> **Given task**
Find every line with the word "nAzimuth". Copy those lines.
....................
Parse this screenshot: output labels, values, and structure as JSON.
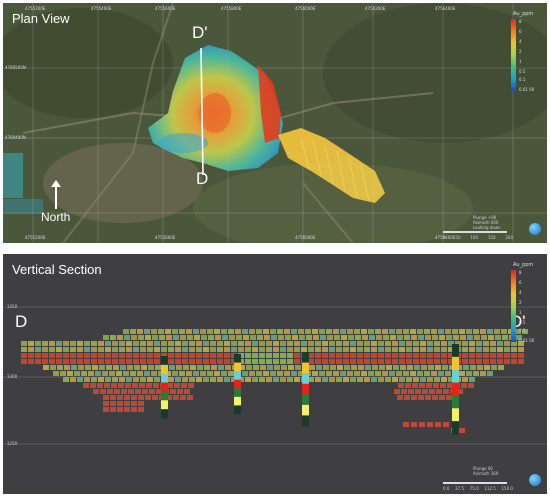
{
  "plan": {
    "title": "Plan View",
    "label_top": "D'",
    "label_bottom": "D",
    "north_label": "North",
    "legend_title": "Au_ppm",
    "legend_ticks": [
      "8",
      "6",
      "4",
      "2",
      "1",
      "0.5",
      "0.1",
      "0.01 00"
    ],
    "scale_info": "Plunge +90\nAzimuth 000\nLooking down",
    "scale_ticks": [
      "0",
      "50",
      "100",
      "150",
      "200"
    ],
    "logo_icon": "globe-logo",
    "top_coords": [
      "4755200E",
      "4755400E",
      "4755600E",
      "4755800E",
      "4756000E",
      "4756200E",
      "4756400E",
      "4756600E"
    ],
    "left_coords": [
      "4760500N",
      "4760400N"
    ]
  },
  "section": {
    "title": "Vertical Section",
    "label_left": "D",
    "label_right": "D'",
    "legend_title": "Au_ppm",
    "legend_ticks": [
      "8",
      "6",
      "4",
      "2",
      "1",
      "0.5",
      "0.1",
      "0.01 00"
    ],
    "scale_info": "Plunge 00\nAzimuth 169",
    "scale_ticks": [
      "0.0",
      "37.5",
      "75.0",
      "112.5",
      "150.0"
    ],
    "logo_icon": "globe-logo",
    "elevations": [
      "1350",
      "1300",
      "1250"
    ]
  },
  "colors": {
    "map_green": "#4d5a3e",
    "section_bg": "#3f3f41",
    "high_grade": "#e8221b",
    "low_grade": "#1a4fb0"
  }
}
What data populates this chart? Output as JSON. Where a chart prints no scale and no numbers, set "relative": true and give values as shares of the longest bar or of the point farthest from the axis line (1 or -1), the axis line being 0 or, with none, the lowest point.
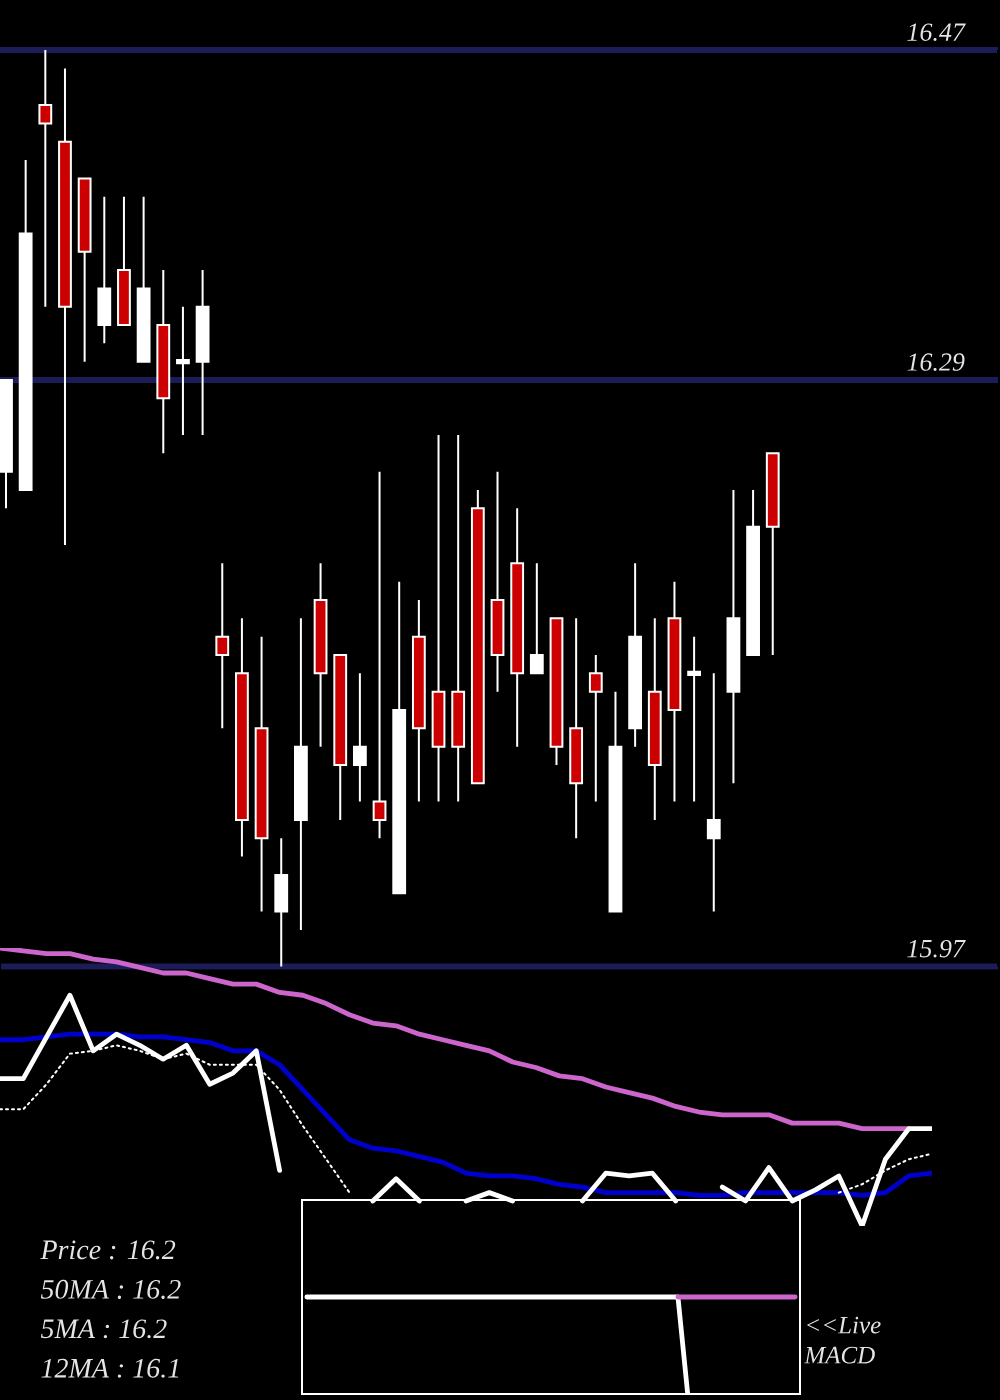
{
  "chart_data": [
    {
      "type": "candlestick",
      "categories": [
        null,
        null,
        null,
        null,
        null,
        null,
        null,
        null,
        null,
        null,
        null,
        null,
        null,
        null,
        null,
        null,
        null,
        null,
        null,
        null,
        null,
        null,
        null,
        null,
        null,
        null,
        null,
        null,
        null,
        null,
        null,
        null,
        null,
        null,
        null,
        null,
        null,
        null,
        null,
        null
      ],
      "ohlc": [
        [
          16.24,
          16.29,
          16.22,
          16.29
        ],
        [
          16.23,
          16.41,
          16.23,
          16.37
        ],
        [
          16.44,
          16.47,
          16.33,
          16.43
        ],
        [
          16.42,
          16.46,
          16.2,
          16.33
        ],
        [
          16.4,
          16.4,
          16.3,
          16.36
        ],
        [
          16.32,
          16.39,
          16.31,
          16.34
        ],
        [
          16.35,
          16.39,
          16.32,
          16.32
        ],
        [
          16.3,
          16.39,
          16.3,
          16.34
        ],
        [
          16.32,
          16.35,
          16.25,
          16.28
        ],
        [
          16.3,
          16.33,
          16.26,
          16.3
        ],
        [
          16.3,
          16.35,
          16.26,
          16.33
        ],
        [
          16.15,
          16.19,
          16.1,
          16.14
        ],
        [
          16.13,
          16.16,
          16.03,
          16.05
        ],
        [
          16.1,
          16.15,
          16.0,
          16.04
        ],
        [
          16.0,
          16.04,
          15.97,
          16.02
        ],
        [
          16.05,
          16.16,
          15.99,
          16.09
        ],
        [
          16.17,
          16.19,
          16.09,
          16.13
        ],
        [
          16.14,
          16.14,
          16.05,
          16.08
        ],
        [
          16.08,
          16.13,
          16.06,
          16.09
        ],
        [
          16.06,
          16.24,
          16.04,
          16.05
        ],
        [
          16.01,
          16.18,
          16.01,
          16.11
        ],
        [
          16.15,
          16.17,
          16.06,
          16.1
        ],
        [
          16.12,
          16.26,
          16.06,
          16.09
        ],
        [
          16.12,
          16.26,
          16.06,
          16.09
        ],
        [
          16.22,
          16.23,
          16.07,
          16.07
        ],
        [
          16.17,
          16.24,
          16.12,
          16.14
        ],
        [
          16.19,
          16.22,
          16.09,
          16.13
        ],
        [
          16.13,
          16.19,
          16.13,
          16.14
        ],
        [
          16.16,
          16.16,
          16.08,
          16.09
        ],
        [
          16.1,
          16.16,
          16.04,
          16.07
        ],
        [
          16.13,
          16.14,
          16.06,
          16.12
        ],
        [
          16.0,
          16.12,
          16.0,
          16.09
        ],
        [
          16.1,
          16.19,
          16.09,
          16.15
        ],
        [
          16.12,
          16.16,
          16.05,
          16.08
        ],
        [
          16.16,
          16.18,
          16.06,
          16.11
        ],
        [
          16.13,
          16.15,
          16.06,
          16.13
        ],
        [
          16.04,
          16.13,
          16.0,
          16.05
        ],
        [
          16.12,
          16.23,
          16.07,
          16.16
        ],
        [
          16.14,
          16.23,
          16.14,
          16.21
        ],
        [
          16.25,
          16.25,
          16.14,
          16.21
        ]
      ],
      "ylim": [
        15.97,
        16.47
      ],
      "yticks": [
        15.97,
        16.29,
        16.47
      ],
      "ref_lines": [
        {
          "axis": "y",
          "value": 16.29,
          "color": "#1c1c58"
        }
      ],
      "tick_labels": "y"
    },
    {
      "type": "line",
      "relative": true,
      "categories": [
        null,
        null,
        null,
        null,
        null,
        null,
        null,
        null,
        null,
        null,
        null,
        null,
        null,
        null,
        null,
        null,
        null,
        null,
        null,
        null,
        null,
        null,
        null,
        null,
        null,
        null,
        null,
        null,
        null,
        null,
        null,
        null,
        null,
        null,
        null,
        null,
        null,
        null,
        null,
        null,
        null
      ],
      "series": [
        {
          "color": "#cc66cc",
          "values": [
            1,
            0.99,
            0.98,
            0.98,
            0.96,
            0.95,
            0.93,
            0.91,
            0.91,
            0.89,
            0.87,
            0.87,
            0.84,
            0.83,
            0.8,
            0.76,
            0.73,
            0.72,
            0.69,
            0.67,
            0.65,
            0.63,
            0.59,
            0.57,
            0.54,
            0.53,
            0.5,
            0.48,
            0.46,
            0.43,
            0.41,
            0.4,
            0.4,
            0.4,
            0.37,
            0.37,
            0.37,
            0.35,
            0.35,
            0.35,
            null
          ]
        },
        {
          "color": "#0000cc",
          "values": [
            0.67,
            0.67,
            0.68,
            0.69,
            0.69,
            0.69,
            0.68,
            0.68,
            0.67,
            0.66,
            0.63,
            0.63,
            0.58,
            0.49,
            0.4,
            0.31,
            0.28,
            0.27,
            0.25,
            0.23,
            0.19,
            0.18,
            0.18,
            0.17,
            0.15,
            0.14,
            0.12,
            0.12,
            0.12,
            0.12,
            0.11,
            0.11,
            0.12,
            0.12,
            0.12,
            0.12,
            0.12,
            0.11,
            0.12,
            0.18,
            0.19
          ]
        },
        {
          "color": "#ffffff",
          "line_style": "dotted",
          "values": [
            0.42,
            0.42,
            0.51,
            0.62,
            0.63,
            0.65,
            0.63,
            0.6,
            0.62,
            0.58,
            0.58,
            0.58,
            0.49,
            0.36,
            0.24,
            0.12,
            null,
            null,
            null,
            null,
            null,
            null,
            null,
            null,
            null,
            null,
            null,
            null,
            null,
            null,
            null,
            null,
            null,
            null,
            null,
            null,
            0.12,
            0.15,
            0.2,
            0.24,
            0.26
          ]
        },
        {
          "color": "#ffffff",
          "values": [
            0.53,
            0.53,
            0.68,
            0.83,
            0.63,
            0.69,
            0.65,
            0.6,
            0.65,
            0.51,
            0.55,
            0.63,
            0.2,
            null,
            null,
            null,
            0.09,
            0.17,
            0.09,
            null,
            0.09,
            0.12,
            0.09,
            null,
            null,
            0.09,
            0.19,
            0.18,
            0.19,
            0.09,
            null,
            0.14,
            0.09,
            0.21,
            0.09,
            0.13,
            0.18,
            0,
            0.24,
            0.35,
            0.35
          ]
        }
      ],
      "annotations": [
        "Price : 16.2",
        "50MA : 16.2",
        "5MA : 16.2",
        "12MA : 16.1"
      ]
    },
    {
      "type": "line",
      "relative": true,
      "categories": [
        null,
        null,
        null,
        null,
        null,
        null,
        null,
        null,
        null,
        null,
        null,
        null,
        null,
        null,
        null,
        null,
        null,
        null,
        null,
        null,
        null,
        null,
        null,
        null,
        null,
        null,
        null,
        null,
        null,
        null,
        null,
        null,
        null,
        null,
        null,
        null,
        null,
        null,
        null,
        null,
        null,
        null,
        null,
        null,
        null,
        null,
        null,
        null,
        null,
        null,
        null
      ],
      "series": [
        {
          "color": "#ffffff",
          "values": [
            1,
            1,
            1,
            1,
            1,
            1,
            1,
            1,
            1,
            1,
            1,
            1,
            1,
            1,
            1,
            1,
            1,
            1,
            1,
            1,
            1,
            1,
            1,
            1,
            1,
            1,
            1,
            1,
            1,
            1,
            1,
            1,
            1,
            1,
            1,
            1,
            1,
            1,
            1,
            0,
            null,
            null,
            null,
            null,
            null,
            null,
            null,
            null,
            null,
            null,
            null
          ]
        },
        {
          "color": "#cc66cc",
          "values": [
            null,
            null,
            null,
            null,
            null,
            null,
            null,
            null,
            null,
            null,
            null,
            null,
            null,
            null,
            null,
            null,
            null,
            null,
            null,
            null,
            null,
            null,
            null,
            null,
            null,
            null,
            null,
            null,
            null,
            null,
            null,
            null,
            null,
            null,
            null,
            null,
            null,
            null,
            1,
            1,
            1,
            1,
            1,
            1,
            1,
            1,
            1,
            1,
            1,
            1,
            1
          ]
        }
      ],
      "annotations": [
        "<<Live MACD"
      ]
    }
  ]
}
....................
> **Answer in full**
    "scale_info": "Plunge +90\nAzimuth 000\nLooking down",
    "scale_info": "Plunge 00\nAzimuth 169",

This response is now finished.